# Stated goal:
Omit any picture, and return the remaining data exactly as written.

# Information supplied:

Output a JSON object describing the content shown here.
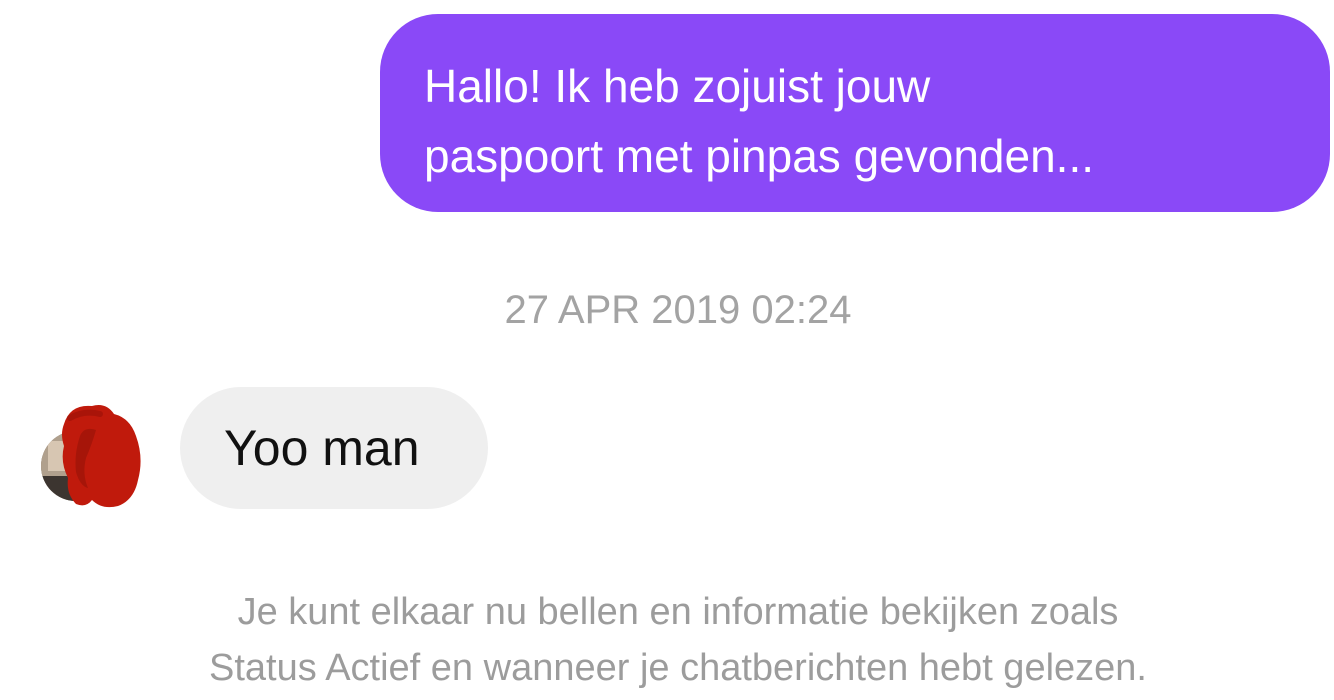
{
  "conversation": {
    "outgoing_message": {
      "lines": [
        "Hallo! Ik heb zojuist jouw",
        "paspoort met pinpas gevonden..."
      ]
    },
    "timestamp": "27 APR 2019 02:24",
    "incoming_message": {
      "text": "Yoo man",
      "avatar_icon": "profile-photo-redacted"
    },
    "info_notice": {
      "lines": [
        "Je kunt elkaar nu bellen en informatie bekijken zoals",
        "Status Actief en wanneer je chatberichten hebt gelezen."
      ]
    }
  },
  "colors": {
    "outgoing_bubble": "#8a49f7",
    "incoming_bubble": "#efefef",
    "timestamp_text": "#a3a3a3",
    "info_text": "#9c9c9c",
    "redaction": "#c01a0c"
  }
}
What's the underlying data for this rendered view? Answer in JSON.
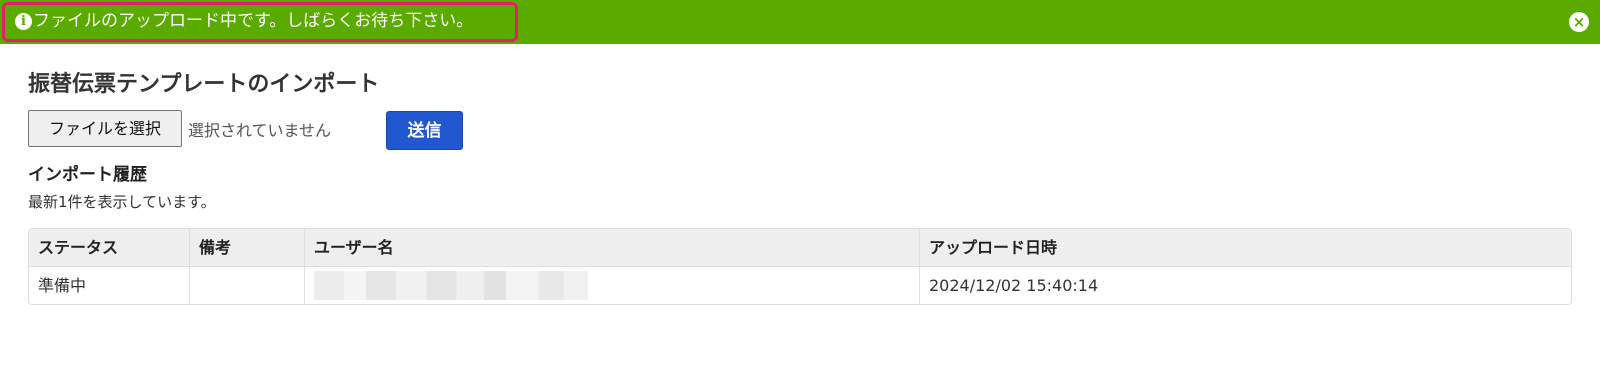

# Result of this task:
Output a JSON object describing the content shown here.
{
  "conversation": {
    "outgoing_message": {
      "lines": [
        "Hallo! Ik heb zojuist jouw",
        "paspoort met pinpas gevonden..."
      ]
    },
    "timestamp": "27 APR 2019 02:24",
    "incoming_message": {
      "text": "Yoo man",
      "avatar_icon": "profile-photo-redacted"
    },
    "info_notice": {
      "lines": [
        "Je kunt elkaar nu bellen en informatie bekijken zoals",
        "Status Actief en wanneer je chatberichten hebt gelezen."
      ]
    }
  },
  "colors": {
    "outgoing_bubble": "#8a49f7",
    "incoming_bubble": "#efefef",
    "timestamp_text": "#a3a3a3",
    "info_text": "#9c9c9c",
    "redaction": "#c01a0c"
  }
}
What's the underlying data for this rendered view? Answer in JSON.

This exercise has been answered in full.